**STATED TASK**
Go through the entries one line at a time, and gather every line that has the word "this".

**GIVEN DATA**
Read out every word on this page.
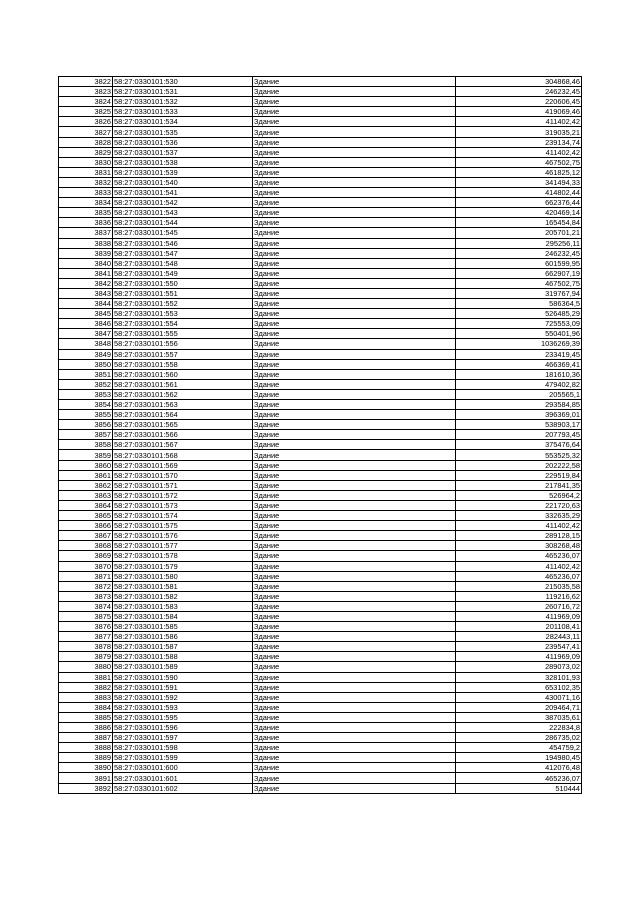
3822	58:27:0330101:530	Здание	304868,46
3823	58:27:0330101:531	Здание	246232,45
3824	58:27:0330101:532	Здание	220606,45
3825	58:27:0330101:533	Здание	419069,46
3826	58:27:0330101:534	Здание	411402,42
3827	58:27:0330101:535	Здание	319035,21
3828	58:27:0330101:536	Здание	239134,74
3829	58:27:0330101:537	Здание	411402,42
3830	58:27:0330101:538	Здание	467502,75
3831	58:27:0330101:539	Здание	461825,12
3832	58:27:0330101:540	Здание	341494,33
3833	58:27:0330101:541	Здание	414802,44
3834	58:27:0330101:542	Здание	662376,44
3835	58:27:0330101:543	Здание	420469,14
3836	58:27:0330101:544	Здание	165454,84
3837	58:27:0330101:545	Здание	205701,21
3838	58:27:0330101:546	Здание	295256,11
3839	58:27:0330101:547	Здание	246232,45
3840	58:27:0330101:548	Здание	601599,95
3841	58:27:0330101:549	Здание	662907,19
3842	58:27:0330101:550	Здание	467502,75
3843	58:27:0330101:551	Здание	319767,94
3844	58:27:0330101:552	Здание	586364,5
3845	58:27:0330101:553	Здание	526485,29
3846	58:27:0330101:554	Здание	725553,09
3847	58:27:0330101:555	Здание	550401,96
3848	58:27:0330101:556	Здание	1036269,39
3849	58:27:0330101:557	Здание	233419,45
3850	58:27:0330101:558	Здание	466369,41
3851	58:27:0330101:560	Здание	181610,36
3852	58:27:0330101:561	Здание	479402,82
3853	58:27:0330101:562	Здание	205565,1
3854	58:27:0330101:563	Здание	293584,85
3855	58:27:0330101:564	Здание	396369,01
3856	58:27:0330101:565	Здание	538903,17
3857	58:27:0330101:566	Здание	207793,45
3858	58:27:0330101:567	Здание	375476,64
3859	58:27:0330101:568	Здание	553525,32
3860	58:27:0330101:569	Здание	202222,58
3861	58:27:0330101:570	Здание	229519,84
3862	58:27:0330101:571	Здание	217841,35
3863	58:27:0330101:572	Здание	526964,2
3864	58:27:0330101:573	Здание	221720,63
3865	58:27:0330101:574	Здание	332635,29
3866	58:27:0330101:575	Здание	411402,42
3867	58:27:0330101:576	Здание	289128,15
3868	58:27:0330101:577	Здание	308268,48
3869	58:27:0330101:578	Здание	465236,07
3870	58:27:0330101:579	Здание	411402,42
3871	58:27:0330101:580	Здание	465236,07
3872	58:27:0330101:581	Здание	215035,58
3873	58:27:0330101:582	Здание	119216,62
3874	58:27:0330101:583	Здание	260716,72
3875	58:27:0330101:584	Здание	411969,09
3876	58:27:0330101:585	Здание	201108,41
3877	58:27:0330101:586	Здание	282443,11
3878	58:27:0330101:587	Здание	239547,41
3879	58:27:0330101:588	Здание	411969,09
3880	58:27:0330101:589	Здание	289073,02
3881	58:27:0330101:590	Здание	328101,93
3882	58:27:0330101:591	Здание	653102,35
3883	58:27:0330101:592	Здание	430071,16
3884	58:27:0330101:593	Здание	209464,71
3885	58:27:0330101:595	Здание	387035,61
3886	58:27:0330101:596	Здание	222834,8
3887	58:27:0330101:597	Здание	286735,02
3888	58:27:0330101:598	Здание	454759,2
3889	58:27:0330101:599	Здание	194980,45
3890	58:27:0330101:600	Здание	412076,48
3891	58:27:0330101:601	Здание	465236,07
3892	58:27:0330101:602	Здание	510444
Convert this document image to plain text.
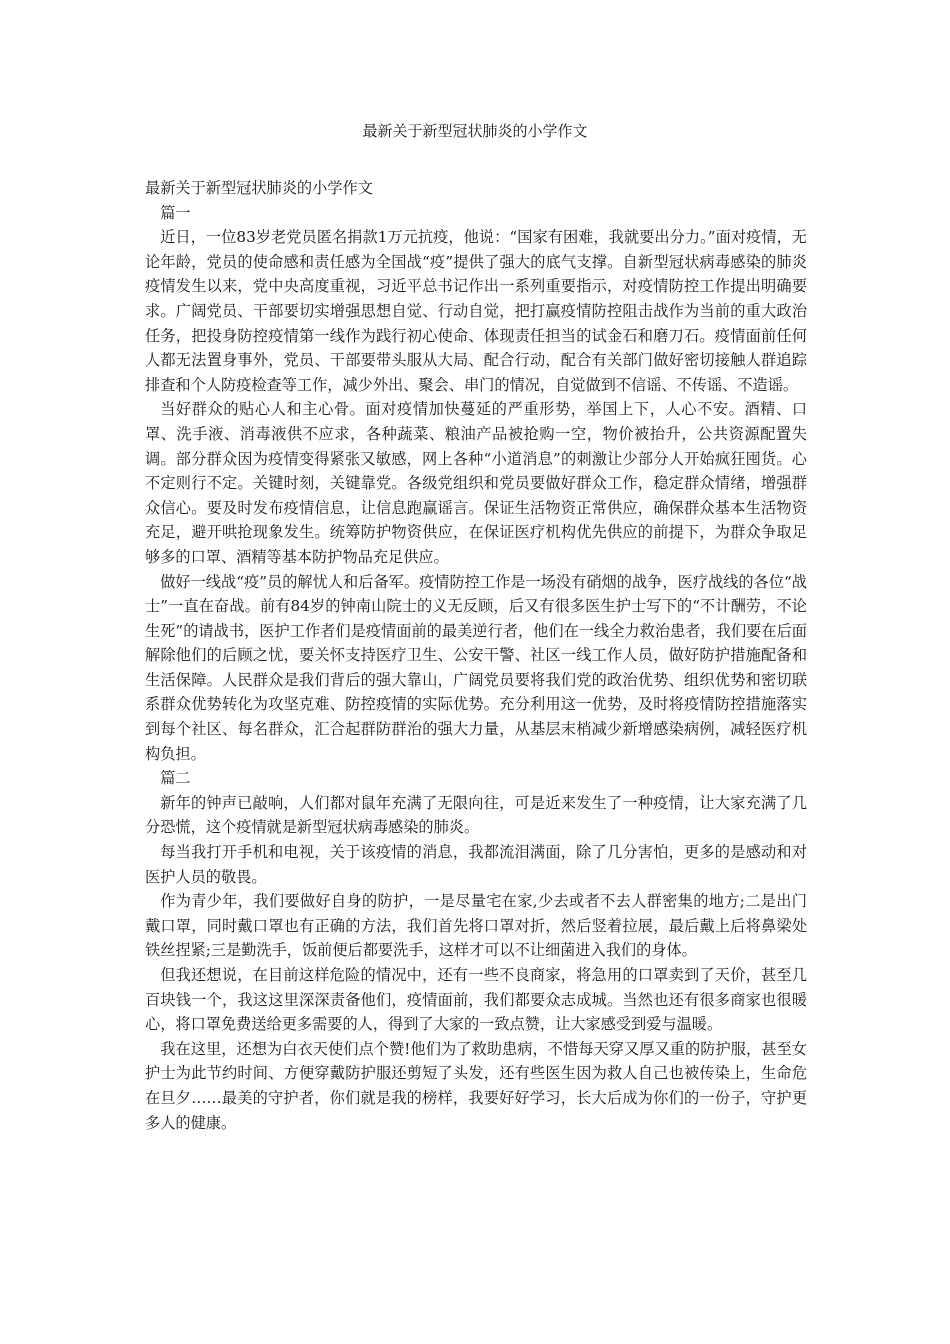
最新关于新型冠状肺炎的小学作文

最新关于新型冠状肺炎的小学作文

篇一

近日，一位83岁老党员匿名捐款1万元抗疫，他说：“国家有困难，我就要出分力。”面对疫情，无论年龄，党员的使命感和责任感为全国战“疫”提供了强大的底气支撑。自新型冠状病毒感染的肺炎疫情发生以来，党中央高度重视，习近平总书记作出一系列重要指示，对疫情防控工作提出明确要求。广阔党员、干部要切实增强思想自觉、行动自觉，把打赢疫情防控阻击战作为当前的重大政治任务，把投身防控疫情第一线作为践行初心使命、体现责任担当的试金石和磨刀石。疫情面前任何人都无法置身事外，党员、干部要带头服从大局、配合行动，配合有关部门做好密切接触人群追踪排查和个人防疫检查等工作，减少外出、聚会、串门的情况，自觉做到不信谣、不传谣、不造谣。

当好群众的贴心人和主心骨。面对疫情加快蔓延的严重形势，举国上下，人心不安。酒精、口罩、洗手液、消毒液供不应求，各种蔬菜、粮油产品被抢购一空，物价被抬升，公共资源配置失调。部分群众因为疫情变得紧张又敏感，网上各种“小道消息”的刺激让少部分人开始疯狂囤货。心不定则行不定。关键时刻，关键靠党。各级党组织和党员要做好群众工作，稳定群众情绪，增强群众信心。要及时发布疫情信息，让信息跑赢谣言。保证生活物资正常供应，确保群众基本生活物资充足，避开哄抢现象发生。统筹防护物资供应，在保证医疗机构优先供应的前提下，为群众争取足够多的口罩、酒精等基本防护物品充足供应。

做好一线战“疫”员的解忧人和后备军。疫情防控工作是一场没有硝烟的战争，医疗战线的各位“战士”一直在奋战。前有84岁的钟南山院士的义无反顾，后又有很多医生护士写下的“不计酬劳，不论生死”的请战书，医护工作者们是疫情面前的最美逆行者，他们在一线全力救治患者，我们要在后面解除他们的后顾之忧，要关怀支持医疗卫生、公安干警、社区一线工作人员，做好防护措施配备和生活保障。人民群众是我们背后的强大靠山，广阔党员要将我们党的政治优势、组织优势和密切联系群众优势转化为攻坚克难、防控疫情的实际优势。充分利用这一优势，及时将疫情防控措施落实到每个社区、每名群众，汇合起群防群治的强大力量，从基层末梢减少新增感染病例，减轻医疗机构负担。

篇二

新年的钟声已敲响，人们都对鼠年充满了无限向往，可是近来发生了一种疫情，让大家充满了几分恐慌，这个疫情就是新型冠状病毒感染的肺炎。

每当我打开手机和电视，关于该疫情的消息，我都流泪满面，除了几分害怕，更多的是感动和对医护人员的敬畏。

作为青少年，我们要做好自身的防护，一是尽量宅在家,少去或者不去人群密集的地方;二是出门戴口罩，同时戴口罩也有正确的方法，我们首先将口罩对折，然后竖着拉展，最后戴上后将鼻梁处铁丝捏紧;三是勤洗手，饭前便后都要洗手，这样才可以不让细菌进入我们的身体。

但我还想说，在目前这样危险的情况中，还有一些不良商家，将急用的口罩卖到了天价，甚至几百块钱一个，我这这里深深责备他们，疫情面前，我们都要众志成城。当然也还有很多商家也很暖心，将口罩免费送给更多需要的人，得到了大家的一致点赞，让大家感受到爱与温暖。

我在这里，还想为白衣天使们点个赞!他们为了救助患病，不惜每天穿又厚又重的防护服，甚至女护士为此节约时间、方便穿戴防护服还剪短了头发，还有些医生因为救人自己也被传染上，生命危在旦夕……最美的守护者，你们就是我的榜样，我要好好学习，长大后成为你们的一份子，守护更多人的健康。
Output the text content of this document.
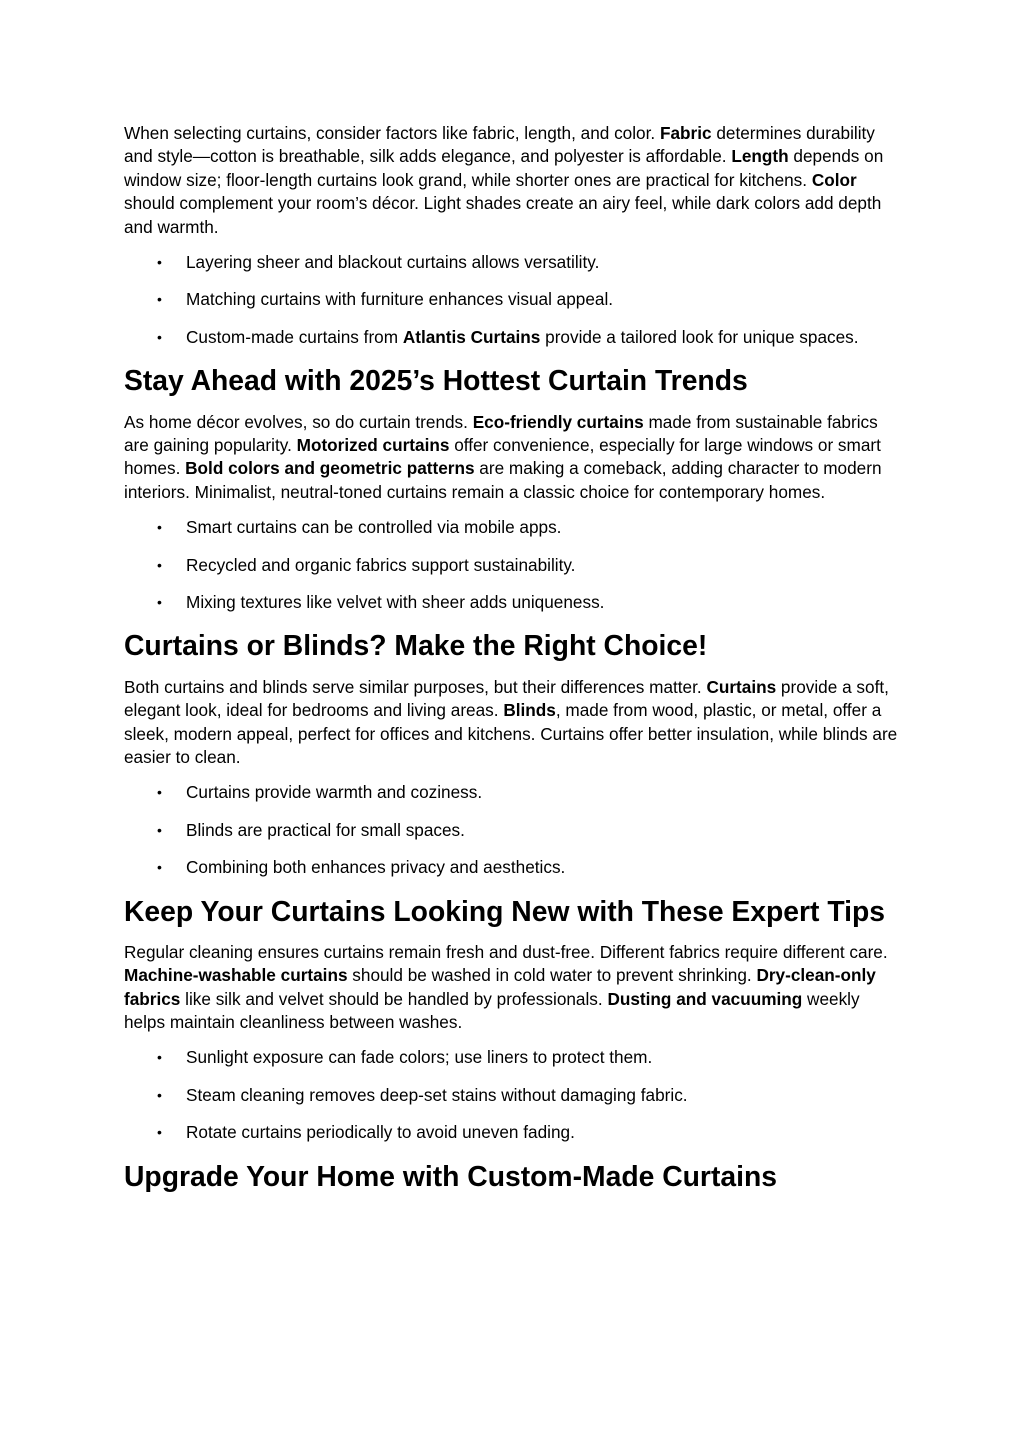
When selecting curtains, consider factors like fabric, length, and color. Fabric determines durability and style—cotton is breathable, silk adds elegance, and polyester is affordable. Length depends on window size; floor-length curtains look grand, while shorter ones are practical for kitchens. Color should complement your room’s décor. Light shades create an airy feel, while dark colors add depth and warmth.

• Layering sheer and blackout curtains allows versatility.
• Matching curtains with furniture enhances visual appeal.
• Custom-made curtains from Atlantis Curtains provide a tailored look for unique spaces.
Stay Ahead with 2025’s Hottest Curtain Trends

As home décor evolves, so do curtain trends. Eco-friendly curtains made from sustainable fabrics are gaining popularity. Motorized curtains offer convenience, especially for large windows or smart homes. Bold colors and geometric patterns are making a comeback, adding character to modern interiors. Minimalist, neutral-toned curtains remain a classic choice for contemporary homes.

• Smart curtains can be controlled via mobile apps.
• Recycled and organic fabrics support sustainability.
• Mixing textures like velvet with sheer adds uniqueness.
Curtains or Blinds? Make the Right Choice!

Both curtains and blinds serve similar purposes, but their differences matter. Curtains provide a soft, elegant look, ideal for bedrooms and living areas. Blinds, made from wood, plastic, or metal, offer a sleek, modern appeal, perfect for offices and kitchens. Curtains offer better insulation, while blinds are easier to clean.

• Curtains provide warmth and coziness.
• Blinds are practical for small spaces.
• Combining both enhances privacy and aesthetics.
Keep Your Curtains Looking New with These Expert Tips

Regular cleaning ensures curtains remain fresh and dust-free. Different fabrics require different care. Machine-washable curtains should be washed in cold water to prevent shrinking. Dry-clean-only fabrics like silk and velvet should be handled by professionals. Dusting and vacuuming weekly helps maintain cleanliness between washes.

• Sunlight exposure can fade colors; use liners to protect them.
• Steam cleaning removes deep-set stains without damaging fabric.
• Rotate curtains periodically to avoid uneven fading.
Upgrade Your Home with Custom-Made Curtains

**EXERCISE RESULT**
Read out every word on this page.
Convert this document image to plain text.
Output the text content of this document.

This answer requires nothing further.